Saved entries
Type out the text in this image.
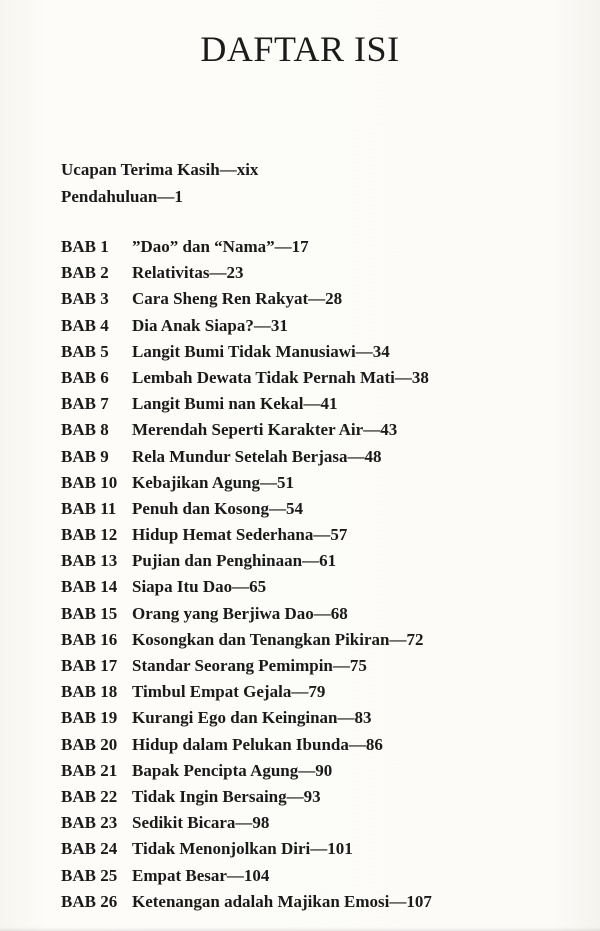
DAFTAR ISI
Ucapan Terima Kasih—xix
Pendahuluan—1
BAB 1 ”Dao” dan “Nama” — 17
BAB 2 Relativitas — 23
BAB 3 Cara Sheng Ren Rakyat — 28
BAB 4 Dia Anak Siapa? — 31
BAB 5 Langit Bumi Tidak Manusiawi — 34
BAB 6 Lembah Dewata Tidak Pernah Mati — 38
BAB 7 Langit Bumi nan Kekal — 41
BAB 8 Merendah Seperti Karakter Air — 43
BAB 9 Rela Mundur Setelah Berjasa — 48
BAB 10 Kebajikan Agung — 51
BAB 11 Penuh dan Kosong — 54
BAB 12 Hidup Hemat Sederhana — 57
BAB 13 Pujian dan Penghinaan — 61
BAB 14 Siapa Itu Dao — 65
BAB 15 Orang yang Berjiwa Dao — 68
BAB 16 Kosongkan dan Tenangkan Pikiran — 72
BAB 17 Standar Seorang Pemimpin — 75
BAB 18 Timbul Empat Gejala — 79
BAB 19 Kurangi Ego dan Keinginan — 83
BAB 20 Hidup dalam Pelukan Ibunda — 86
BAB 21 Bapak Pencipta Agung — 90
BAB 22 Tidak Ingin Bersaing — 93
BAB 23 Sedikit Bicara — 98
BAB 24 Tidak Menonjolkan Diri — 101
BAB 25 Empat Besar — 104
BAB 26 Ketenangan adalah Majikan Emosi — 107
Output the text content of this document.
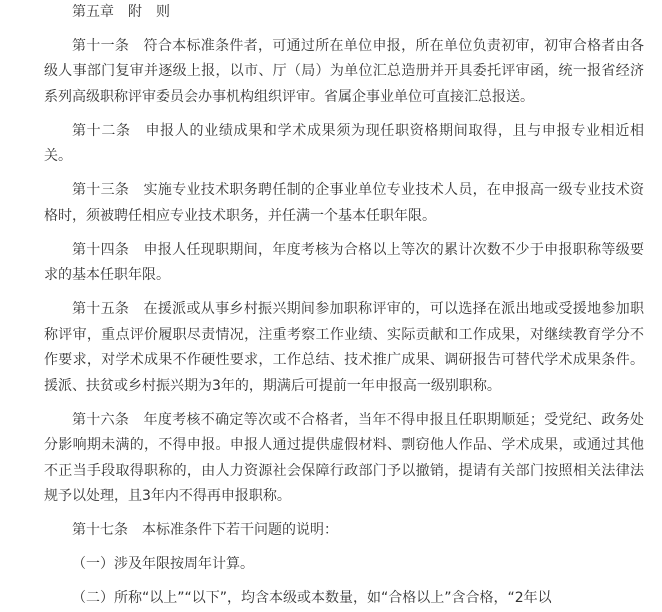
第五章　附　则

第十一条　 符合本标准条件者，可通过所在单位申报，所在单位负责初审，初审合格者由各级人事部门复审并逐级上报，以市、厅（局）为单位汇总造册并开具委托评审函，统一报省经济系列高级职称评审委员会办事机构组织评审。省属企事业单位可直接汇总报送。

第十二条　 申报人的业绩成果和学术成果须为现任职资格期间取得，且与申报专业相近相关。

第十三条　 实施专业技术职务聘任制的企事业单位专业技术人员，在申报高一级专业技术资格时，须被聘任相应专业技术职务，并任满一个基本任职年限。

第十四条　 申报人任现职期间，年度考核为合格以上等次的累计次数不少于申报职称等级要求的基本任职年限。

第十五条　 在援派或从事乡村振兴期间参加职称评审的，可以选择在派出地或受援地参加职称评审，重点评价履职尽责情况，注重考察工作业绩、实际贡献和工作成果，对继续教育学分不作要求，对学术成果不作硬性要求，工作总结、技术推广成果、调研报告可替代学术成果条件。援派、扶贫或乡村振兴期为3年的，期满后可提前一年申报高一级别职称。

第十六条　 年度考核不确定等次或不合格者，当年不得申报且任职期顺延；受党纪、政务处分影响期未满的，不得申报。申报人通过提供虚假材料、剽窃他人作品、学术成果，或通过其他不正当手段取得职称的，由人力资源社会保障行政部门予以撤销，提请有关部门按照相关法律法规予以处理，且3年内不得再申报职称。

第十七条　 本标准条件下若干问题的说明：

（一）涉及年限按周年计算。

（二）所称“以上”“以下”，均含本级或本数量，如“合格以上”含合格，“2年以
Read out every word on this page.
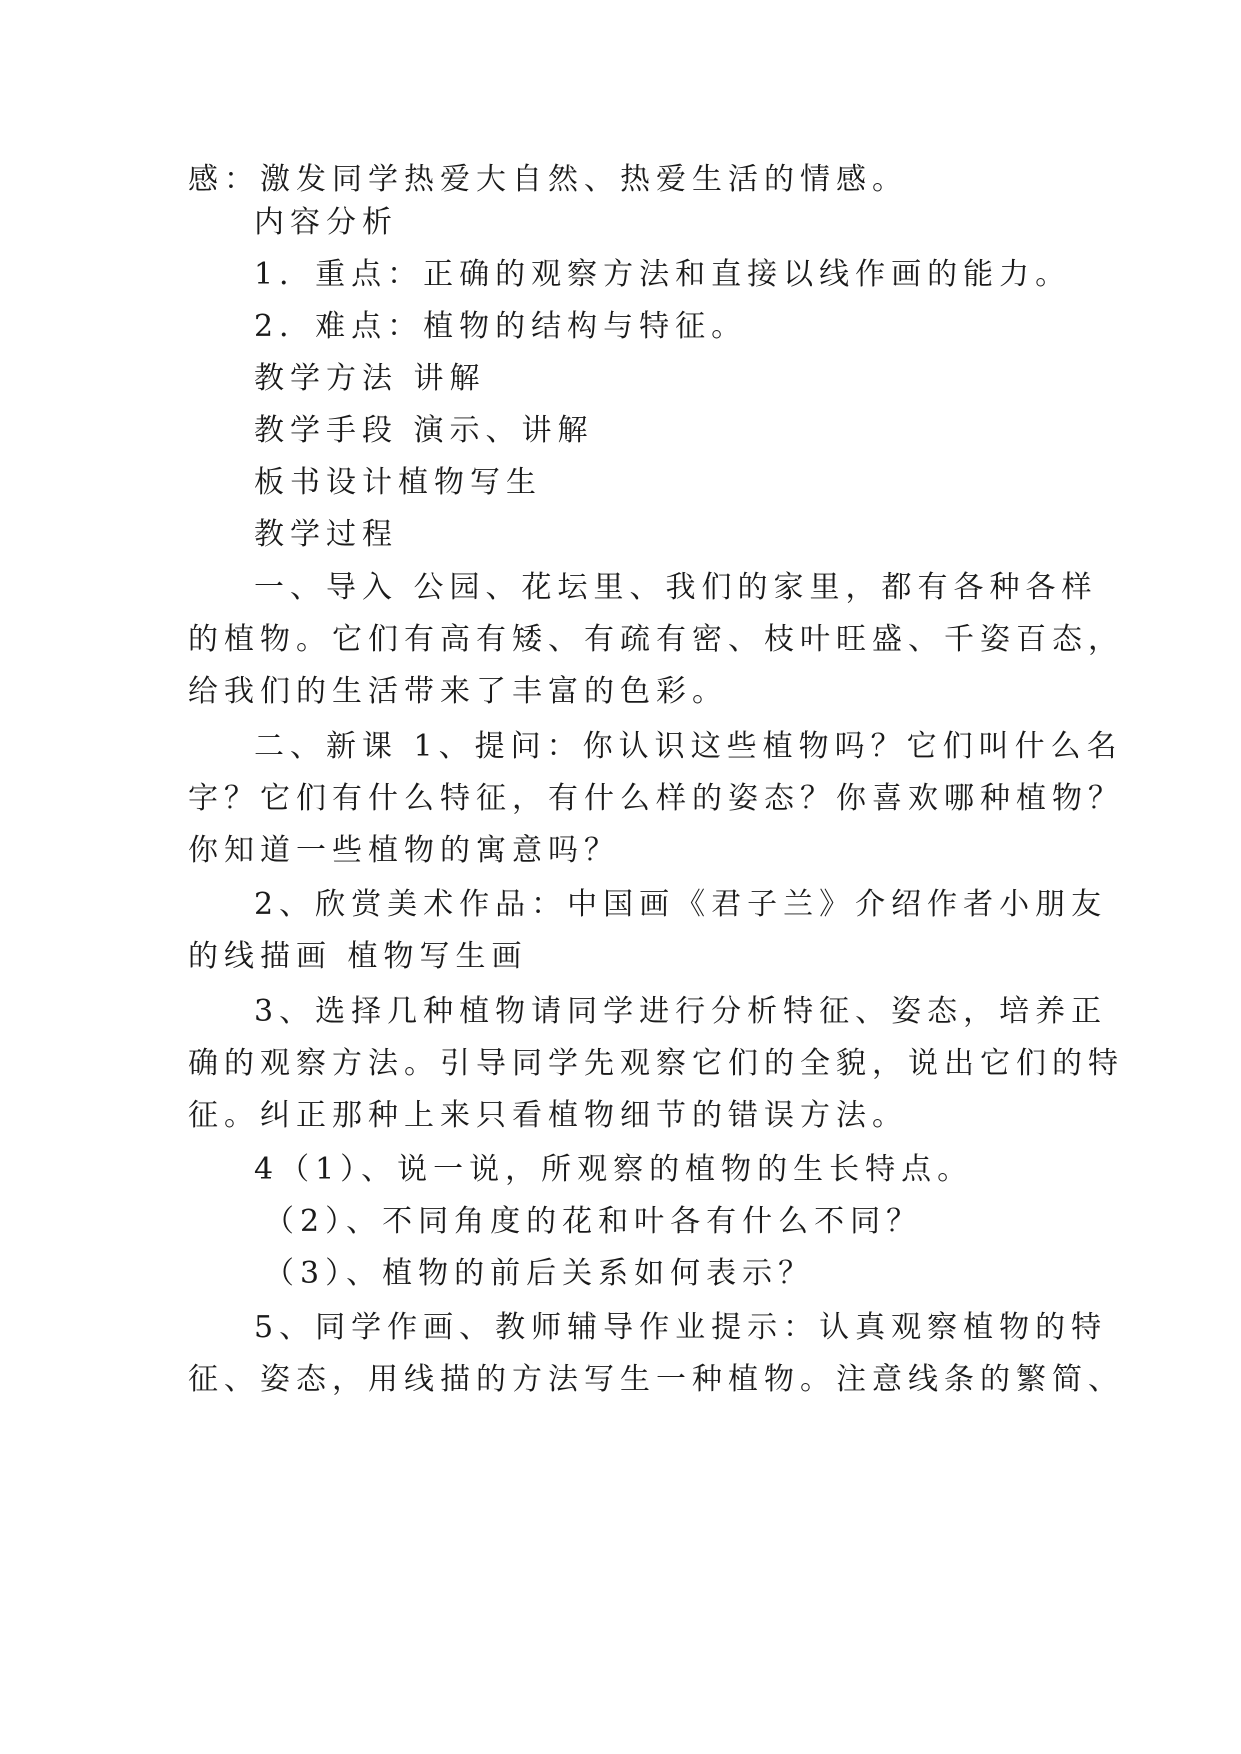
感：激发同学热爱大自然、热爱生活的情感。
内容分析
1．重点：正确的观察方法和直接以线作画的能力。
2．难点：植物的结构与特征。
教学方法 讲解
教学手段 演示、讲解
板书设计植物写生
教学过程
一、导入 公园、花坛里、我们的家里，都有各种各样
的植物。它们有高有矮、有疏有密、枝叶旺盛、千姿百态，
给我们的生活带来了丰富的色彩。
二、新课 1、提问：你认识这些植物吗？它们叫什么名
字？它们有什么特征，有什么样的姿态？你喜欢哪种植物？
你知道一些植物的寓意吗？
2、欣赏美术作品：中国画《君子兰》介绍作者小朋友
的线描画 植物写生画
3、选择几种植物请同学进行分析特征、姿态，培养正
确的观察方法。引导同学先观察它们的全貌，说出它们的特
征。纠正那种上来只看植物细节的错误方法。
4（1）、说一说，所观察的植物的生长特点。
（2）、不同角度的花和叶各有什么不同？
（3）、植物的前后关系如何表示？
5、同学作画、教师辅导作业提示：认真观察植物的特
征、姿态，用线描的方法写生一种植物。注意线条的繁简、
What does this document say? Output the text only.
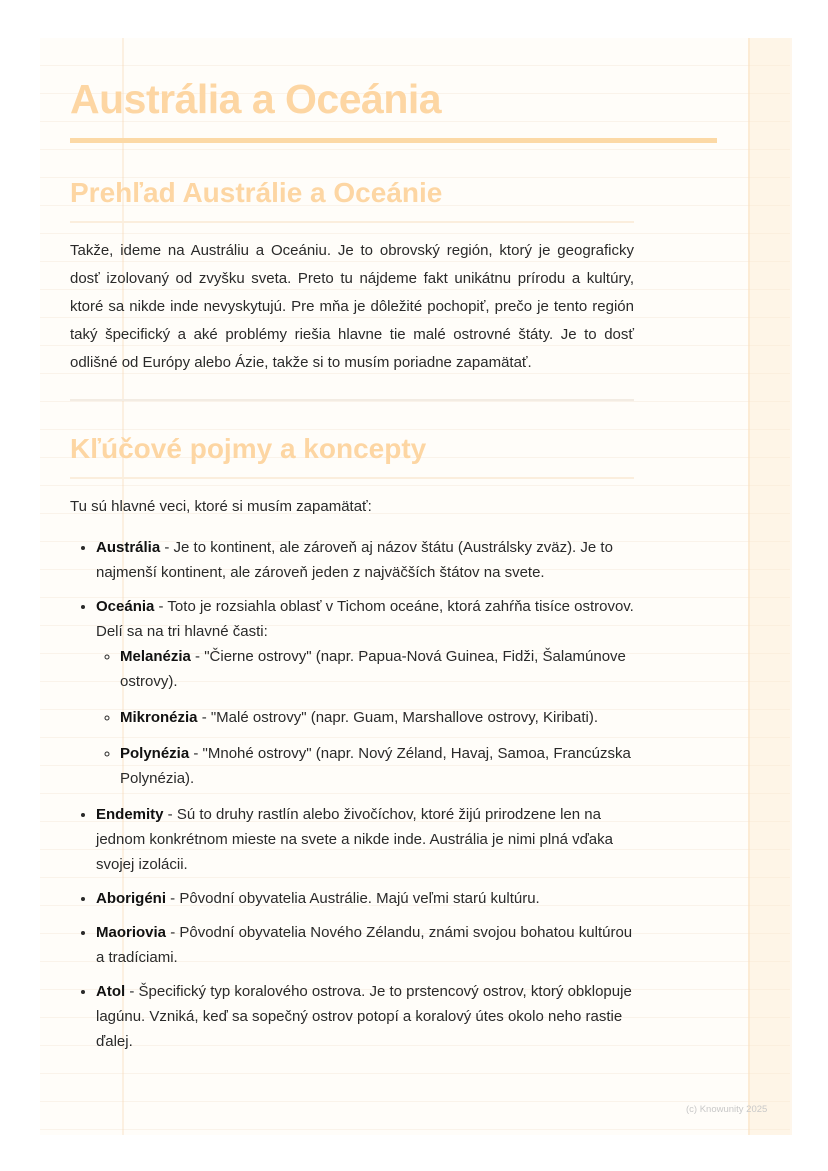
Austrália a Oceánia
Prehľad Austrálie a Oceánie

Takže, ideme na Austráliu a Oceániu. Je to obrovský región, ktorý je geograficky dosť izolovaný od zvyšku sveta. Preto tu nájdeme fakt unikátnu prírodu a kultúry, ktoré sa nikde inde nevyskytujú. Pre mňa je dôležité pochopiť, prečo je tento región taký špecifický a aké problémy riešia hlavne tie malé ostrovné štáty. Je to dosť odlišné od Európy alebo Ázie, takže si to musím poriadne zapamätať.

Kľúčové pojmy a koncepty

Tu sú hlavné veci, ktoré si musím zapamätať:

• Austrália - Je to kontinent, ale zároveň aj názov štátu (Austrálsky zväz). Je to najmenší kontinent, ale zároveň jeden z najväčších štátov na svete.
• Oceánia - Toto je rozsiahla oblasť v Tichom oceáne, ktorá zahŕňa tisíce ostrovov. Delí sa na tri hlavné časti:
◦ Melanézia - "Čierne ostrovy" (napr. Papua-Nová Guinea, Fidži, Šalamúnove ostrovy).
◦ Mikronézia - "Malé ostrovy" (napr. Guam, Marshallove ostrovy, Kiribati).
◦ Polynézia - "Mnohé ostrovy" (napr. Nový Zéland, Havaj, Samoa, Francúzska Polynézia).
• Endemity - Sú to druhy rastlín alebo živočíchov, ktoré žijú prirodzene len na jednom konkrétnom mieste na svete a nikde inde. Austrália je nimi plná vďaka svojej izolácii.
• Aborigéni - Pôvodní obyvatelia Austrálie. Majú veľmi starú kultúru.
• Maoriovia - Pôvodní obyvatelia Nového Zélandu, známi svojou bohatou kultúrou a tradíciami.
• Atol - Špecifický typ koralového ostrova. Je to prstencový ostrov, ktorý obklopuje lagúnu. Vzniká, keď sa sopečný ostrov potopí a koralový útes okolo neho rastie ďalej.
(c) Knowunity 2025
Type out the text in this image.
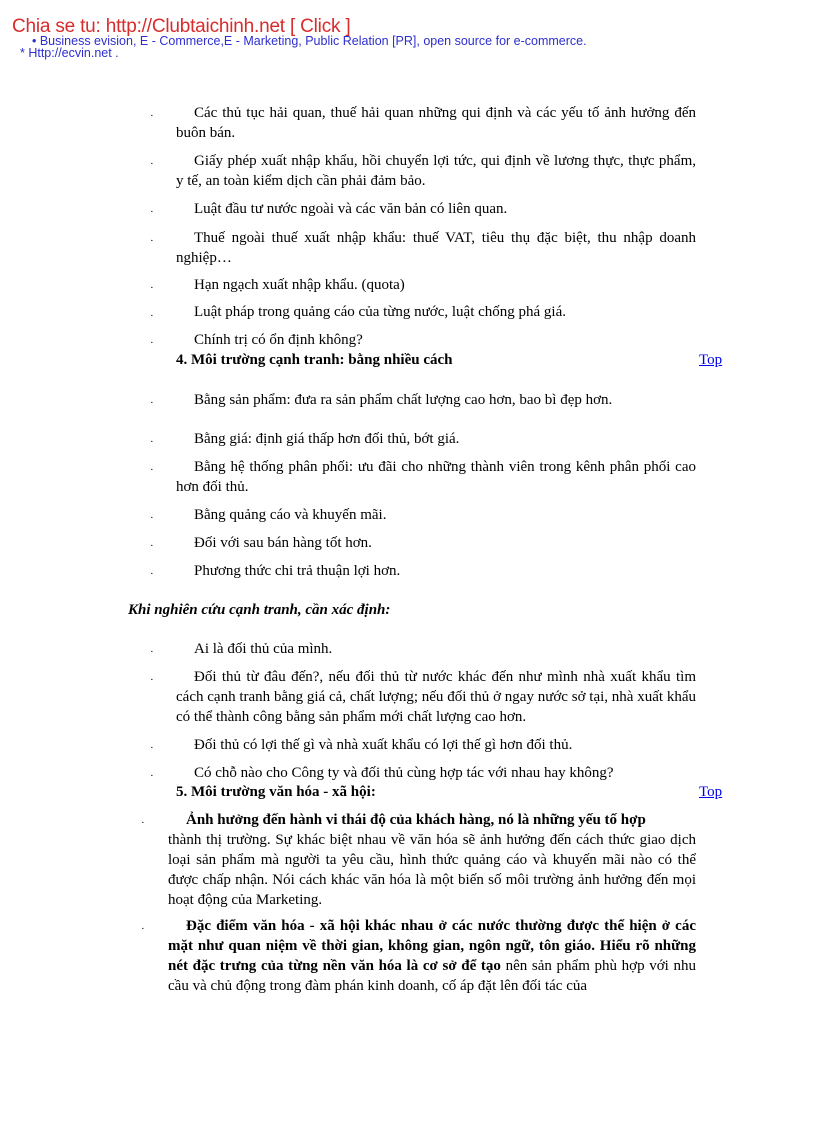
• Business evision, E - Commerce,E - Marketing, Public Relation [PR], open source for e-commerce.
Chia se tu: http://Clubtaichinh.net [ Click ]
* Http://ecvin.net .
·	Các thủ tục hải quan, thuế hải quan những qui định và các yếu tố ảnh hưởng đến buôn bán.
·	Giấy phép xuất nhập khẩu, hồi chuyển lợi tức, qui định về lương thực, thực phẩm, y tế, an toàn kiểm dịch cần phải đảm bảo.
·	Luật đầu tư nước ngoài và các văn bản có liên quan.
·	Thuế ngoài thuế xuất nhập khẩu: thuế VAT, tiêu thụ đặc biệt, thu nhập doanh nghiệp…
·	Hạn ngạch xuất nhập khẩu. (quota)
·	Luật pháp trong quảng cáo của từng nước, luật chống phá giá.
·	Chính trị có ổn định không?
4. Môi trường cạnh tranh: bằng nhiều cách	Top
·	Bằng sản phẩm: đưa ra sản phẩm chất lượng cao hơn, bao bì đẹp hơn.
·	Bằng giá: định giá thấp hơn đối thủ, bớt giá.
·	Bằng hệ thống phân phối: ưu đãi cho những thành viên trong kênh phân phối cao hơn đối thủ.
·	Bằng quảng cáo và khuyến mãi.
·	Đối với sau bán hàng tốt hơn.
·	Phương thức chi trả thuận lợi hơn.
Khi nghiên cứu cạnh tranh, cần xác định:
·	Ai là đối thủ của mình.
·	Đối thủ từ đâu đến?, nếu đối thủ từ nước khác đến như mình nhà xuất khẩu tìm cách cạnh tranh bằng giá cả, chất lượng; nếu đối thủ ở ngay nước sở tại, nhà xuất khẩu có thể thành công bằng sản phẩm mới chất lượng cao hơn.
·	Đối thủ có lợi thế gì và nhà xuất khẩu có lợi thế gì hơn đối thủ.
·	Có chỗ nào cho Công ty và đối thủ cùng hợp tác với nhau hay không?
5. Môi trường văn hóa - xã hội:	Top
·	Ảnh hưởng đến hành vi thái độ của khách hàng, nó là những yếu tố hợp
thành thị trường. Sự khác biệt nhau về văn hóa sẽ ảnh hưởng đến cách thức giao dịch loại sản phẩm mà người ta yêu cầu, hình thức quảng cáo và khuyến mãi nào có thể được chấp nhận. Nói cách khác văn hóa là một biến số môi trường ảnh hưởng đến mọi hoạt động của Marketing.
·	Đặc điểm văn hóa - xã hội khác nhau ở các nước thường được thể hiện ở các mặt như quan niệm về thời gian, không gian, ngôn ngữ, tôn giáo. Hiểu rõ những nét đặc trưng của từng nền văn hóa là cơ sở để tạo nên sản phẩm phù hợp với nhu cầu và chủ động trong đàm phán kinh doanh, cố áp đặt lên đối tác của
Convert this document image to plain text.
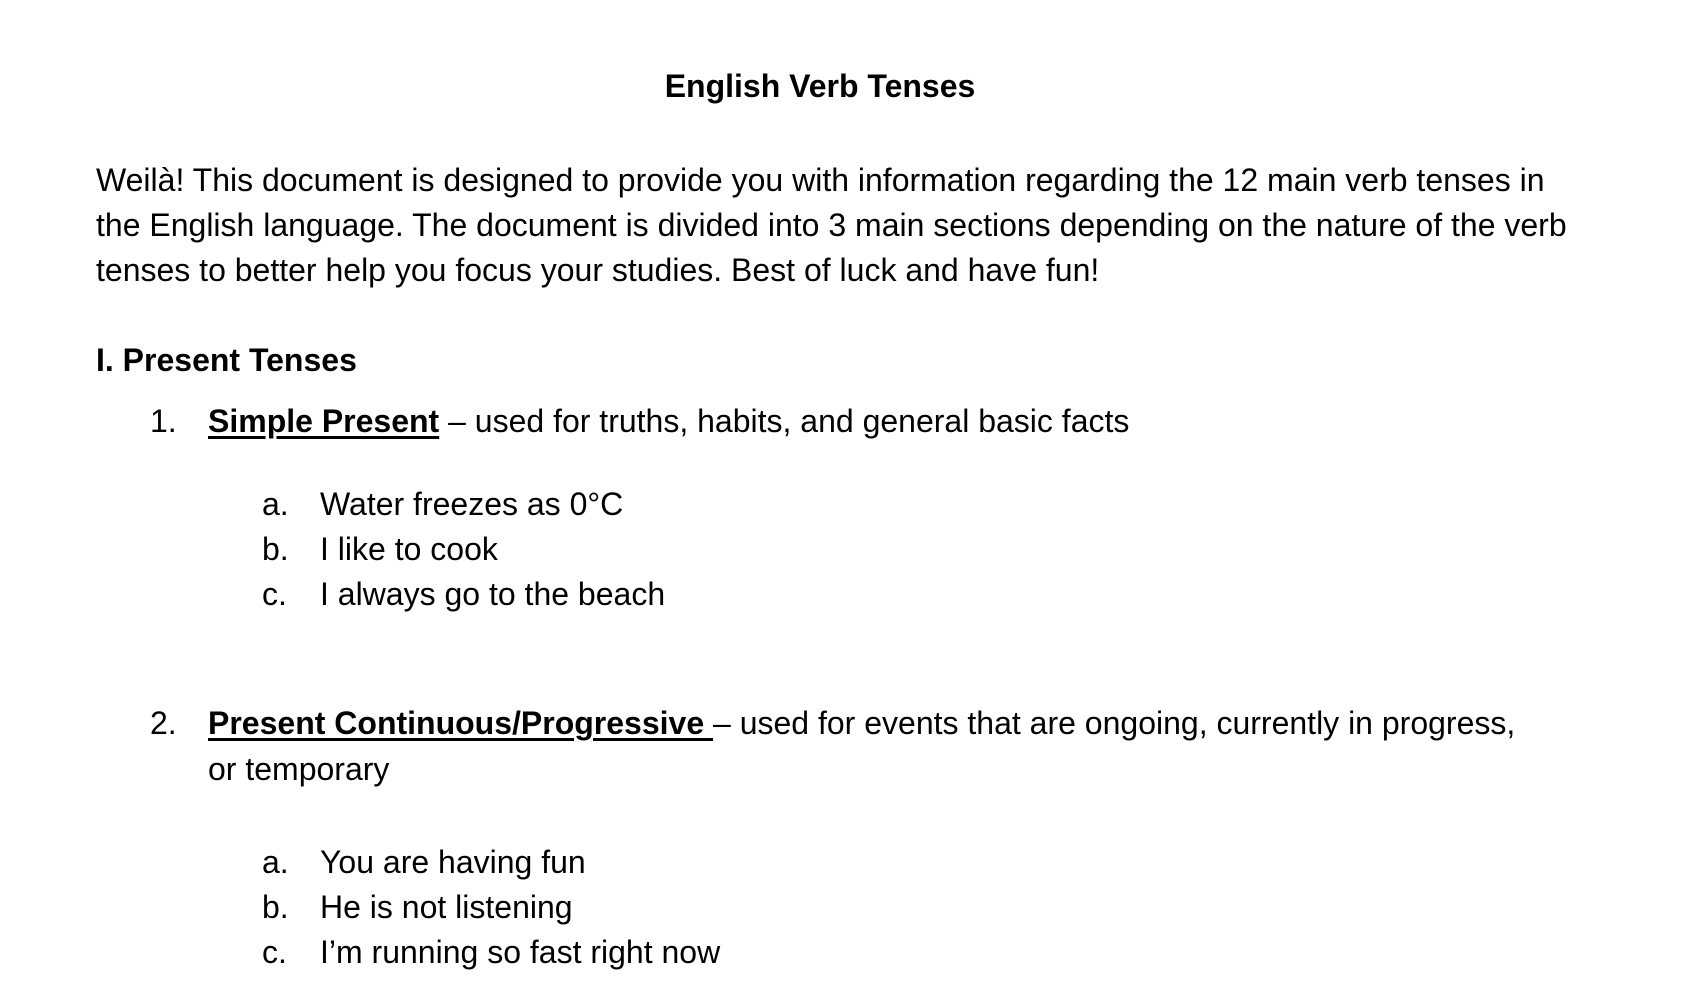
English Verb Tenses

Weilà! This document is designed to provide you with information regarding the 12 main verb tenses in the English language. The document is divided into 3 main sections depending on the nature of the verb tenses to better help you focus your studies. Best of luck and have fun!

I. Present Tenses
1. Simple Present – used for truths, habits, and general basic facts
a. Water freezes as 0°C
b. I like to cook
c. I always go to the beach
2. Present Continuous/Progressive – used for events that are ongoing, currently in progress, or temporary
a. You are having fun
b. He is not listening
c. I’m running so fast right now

■ Exercise:
Copy exactly the lines from the one containing "Convert this document image to plain text." through the final line of the records above, both included, and leave out any pictures.

■ Response to this exercise:
Convert this document image to plain text.
English Verb Tenses

Weilà! This document is designed to provide you with information regarding the 12 main verb tenses in the English language. The document is divided into 3 main sections depending on the nature of the verb tenses to better help you focus your studies. Best of luck and have fun!

I. Present Tenses
1. Simple Present – used for truths, habits, and general basic facts
a. Water freezes as 0°C
b. I like to cook
c. I always go to the beach
2. Present Continuous/Progressive – used for events that are ongoing, currently in progress, or temporary
a. You are having fun
b. He is not listening
c. I’m running so fast right now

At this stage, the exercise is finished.